Copy the listing below verbatim, line for line.

#####

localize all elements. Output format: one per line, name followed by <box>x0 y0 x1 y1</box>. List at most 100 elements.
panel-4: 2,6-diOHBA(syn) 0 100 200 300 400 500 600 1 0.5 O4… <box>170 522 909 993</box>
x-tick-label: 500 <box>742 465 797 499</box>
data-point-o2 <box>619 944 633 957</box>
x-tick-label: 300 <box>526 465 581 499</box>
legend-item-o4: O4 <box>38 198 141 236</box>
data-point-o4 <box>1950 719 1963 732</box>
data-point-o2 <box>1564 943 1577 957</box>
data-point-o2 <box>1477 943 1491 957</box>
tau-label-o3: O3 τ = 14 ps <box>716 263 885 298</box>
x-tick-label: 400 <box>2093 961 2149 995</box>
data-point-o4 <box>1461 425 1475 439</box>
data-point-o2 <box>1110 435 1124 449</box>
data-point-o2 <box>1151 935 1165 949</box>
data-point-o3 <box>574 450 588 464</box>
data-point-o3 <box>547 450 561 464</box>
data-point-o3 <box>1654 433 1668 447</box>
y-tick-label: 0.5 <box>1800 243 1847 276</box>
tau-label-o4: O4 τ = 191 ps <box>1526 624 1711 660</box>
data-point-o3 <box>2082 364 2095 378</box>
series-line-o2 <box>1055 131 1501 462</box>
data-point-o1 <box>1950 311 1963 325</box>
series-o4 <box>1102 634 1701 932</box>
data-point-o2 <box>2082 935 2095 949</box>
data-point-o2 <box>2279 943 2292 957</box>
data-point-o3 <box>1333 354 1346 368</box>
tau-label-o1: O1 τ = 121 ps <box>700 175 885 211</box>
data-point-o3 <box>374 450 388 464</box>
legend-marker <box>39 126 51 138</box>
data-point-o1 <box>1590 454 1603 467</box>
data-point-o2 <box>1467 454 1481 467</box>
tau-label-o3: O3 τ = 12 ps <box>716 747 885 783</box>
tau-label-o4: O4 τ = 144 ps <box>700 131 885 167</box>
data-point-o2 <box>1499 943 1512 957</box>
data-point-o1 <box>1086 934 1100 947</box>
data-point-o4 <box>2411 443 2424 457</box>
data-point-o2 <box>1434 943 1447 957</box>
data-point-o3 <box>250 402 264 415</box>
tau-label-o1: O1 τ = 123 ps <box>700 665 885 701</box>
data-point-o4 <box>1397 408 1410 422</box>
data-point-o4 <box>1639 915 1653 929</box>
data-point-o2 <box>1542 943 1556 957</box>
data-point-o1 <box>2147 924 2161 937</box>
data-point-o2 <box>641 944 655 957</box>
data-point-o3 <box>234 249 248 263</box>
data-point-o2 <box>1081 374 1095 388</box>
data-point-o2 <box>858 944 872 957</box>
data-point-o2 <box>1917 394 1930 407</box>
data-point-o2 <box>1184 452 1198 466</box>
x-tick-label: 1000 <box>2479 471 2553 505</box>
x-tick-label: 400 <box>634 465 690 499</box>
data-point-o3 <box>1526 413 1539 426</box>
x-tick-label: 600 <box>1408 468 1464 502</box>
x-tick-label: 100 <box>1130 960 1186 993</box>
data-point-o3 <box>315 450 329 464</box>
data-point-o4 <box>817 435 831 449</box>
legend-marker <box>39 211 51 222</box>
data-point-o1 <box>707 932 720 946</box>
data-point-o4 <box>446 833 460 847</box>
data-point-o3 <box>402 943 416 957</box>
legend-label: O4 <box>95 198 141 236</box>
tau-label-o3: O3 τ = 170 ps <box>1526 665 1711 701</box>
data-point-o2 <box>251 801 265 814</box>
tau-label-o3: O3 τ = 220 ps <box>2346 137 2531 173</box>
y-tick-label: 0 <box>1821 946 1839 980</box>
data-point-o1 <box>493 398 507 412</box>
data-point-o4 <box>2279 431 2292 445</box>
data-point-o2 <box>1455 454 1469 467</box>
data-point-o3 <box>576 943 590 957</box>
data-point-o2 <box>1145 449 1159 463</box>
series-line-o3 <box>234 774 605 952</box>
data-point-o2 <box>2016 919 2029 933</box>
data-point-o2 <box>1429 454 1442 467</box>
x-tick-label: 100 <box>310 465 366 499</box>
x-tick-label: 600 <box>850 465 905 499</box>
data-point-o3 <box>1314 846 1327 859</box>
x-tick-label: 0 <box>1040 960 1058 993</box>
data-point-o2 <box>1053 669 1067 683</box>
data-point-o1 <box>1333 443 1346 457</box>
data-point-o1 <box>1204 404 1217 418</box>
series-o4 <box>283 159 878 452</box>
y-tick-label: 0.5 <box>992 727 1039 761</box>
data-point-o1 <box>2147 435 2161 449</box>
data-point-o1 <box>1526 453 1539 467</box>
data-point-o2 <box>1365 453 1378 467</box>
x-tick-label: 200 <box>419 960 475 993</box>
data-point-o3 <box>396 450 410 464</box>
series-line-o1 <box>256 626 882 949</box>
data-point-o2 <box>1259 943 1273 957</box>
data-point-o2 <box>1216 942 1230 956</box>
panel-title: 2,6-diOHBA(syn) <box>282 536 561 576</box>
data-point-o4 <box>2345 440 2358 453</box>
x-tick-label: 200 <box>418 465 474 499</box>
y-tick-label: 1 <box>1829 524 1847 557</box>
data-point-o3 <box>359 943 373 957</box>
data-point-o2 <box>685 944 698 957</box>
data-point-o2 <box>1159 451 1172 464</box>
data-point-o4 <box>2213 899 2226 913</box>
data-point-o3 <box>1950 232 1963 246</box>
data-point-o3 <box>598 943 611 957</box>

#####

Expected answer
localize all elements. Output format: one per line, name followed by <box>x0 y0 x1 y1</box>. List at most 100 elements.
panel-4: 2,6-diOHBA(syn) 0 100 200 300 400 500 600 1 0.5 O4… <box>170 522 909 993</box>
x-tick-label: 500 <box>742 465 797 499</box>
data-point-o2 <box>619 944 633 957</box>
x-tick-label: 300 <box>526 465 581 499</box>
legend-item-o4: O4 <box>38 198 141 236</box>
data-point-o4 <box>1950 719 1963 732</box>
data-point-o2 <box>1564 943 1577 957</box>
data-point-o2 <box>1477 943 1491 957</box>
tau-label-o3: O3 τ = 14 ps <box>716 263 885 298</box>
x-tick-label: 400 <box>2093 961 2149 995</box>
data-point-o4 <box>1461 425 1475 439</box>
data-point-o2 <box>1110 435 1124 449</box>
data-point-o2 <box>1151 935 1165 949</box>
data-point-o3 <box>574 450 588 464</box>
data-point-o3 <box>547 450 561 464</box>
data-point-o3 <box>1654 433 1668 447</box>
y-tick-label: 0.5 <box>1800 243 1847 276</box>
tau-label-o4: O4 τ = 191 ps <box>1526 624 1711 660</box>
data-point-o3 <box>2082 364 2095 378</box>
series-line-o2 <box>1055 131 1501 462</box>
data-point-o1 <box>1950 311 1963 325</box>
series-o4 <box>1102 634 1701 932</box>
data-point-o2 <box>2082 935 2095 949</box>
data-point-o2 <box>2279 943 2292 957</box>
data-point-o3 <box>1333 354 1346 368</box>
tau-label-o1: O1 τ = 121 ps <box>700 175 885 211</box>
data-point-o3 <box>374 450 388 464</box>
legend-marker <box>39 126 51 138</box>
data-point-o1 <box>1590 454 1603 467</box>
data-point-o2 <box>1467 454 1481 467</box>
tau-label-o3: O3 τ = 12 ps <box>716 747 885 783</box>
tau-label-o4: O4 τ = 144 ps <box>700 131 885 167</box>
data-point-o2 <box>1499 943 1512 957</box>
data-point-o1 <box>1086 934 1100 947</box>
data-point-o4 <box>2411 443 2424 457</box>
data-point-o2 <box>1434 943 1447 957</box>
data-point-o3 <box>250 402 264 415</box>
tau-label-o1: O1 τ = 123 ps <box>700 665 885 701</box>
data-point-o4 <box>1397 408 1410 422</box>
data-point-o4 <box>1639 915 1653 929</box>
data-point-o2 <box>1542 943 1556 957</box>
data-point-o1 <box>2147 924 2161 937</box>
data-point-o2 <box>641 944 655 957</box>
data-point-o3 <box>234 249 248 263</box>
data-point-o2 <box>1081 374 1095 388</box>
data-point-o2 <box>858 944 872 957</box>
data-point-o2 <box>1917 394 1930 407</box>
data-point-o2 <box>1184 452 1198 466</box>
x-tick-label: 1000 <box>2479 471 2553 505</box>
x-tick-label: 400 <box>634 465 690 499</box>
data-point-o3 <box>1526 413 1539 426</box>
x-tick-label: 600 <box>1408 468 1464 502</box>
x-tick-label: 100 <box>1130 960 1186 993</box>
data-point-o3 <box>315 450 329 464</box>
data-point-o4 <box>817 435 831 449</box>
legend-marker <box>39 211 51 222</box>
data-point-o1 <box>707 932 720 946</box>
data-point-o4 <box>446 833 460 847</box>
data-point-o3 <box>402 943 416 957</box>
legend-label: O4 <box>95 198 141 236</box>
tau-label-o3: O3 τ = 170 ps <box>1526 665 1711 701</box>
data-point-o2 <box>251 801 265 814</box>
tau-label-o3: O3 τ = 220 ps <box>2346 137 2531 173</box>
y-tick-label: 0 <box>1821 946 1839 980</box>
data-point-o1 <box>493 398 507 412</box>
data-point-o4 <box>2279 431 2292 445</box>
data-point-o2 <box>1455 454 1469 467</box>
data-point-o3 <box>576 943 590 957</box>
data-point-o2 <box>1145 449 1159 463</box>
series-line-o3 <box>234 774 605 952</box>
data-point-o2 <box>2016 919 2029 933</box>
data-point-o2 <box>1429 454 1442 467</box>
x-tick-label: 100 <box>310 465 366 499</box>
x-tick-label: 600 <box>850 465 905 499</box>
data-point-o3 <box>1314 846 1327 859</box>
x-tick-label: 0 <box>1040 960 1058 993</box>
data-point-o2 <box>1053 669 1067 683</box>
data-point-o1 <box>1333 443 1346 457</box>
data-point-o1 <box>1204 404 1217 418</box>
series-o4 <box>283 159 878 452</box>
y-tick-label: 0.5 <box>992 727 1039 761</box>
data-point-o1 <box>2147 435 2161 449</box>
data-point-o1 <box>1526 453 1539 467</box>
data-point-o2 <box>1365 453 1378 467</box>
x-tick-label: 200 <box>419 960 475 993</box>
data-point-o3 <box>396 450 410 464</box>
series-line-o1 <box>256 626 882 949</box>
data-point-o2 <box>1259 943 1273 957</box>
data-point-o2 <box>1216 942 1230 956</box>
panel-title: 2,6-diOHBA(syn) <box>282 536 561 576</box>
data-point-o4 <box>2345 440 2358 453</box>
x-tick-label: 200 <box>418 465 474 499</box>
y-tick-label: 1 <box>1829 524 1847 557</box>
data-point-o3 <box>359 943 373 957</box>
data-point-o2 <box>685 944 698 957</box>
data-point-o2 <box>1159 451 1172 464</box>
data-point-o4 <box>2213 899 2226 913</box>
data-point-o3 <box>1950 232 1963 246</box>
data-point-o3 <box>598 943 611 957</box>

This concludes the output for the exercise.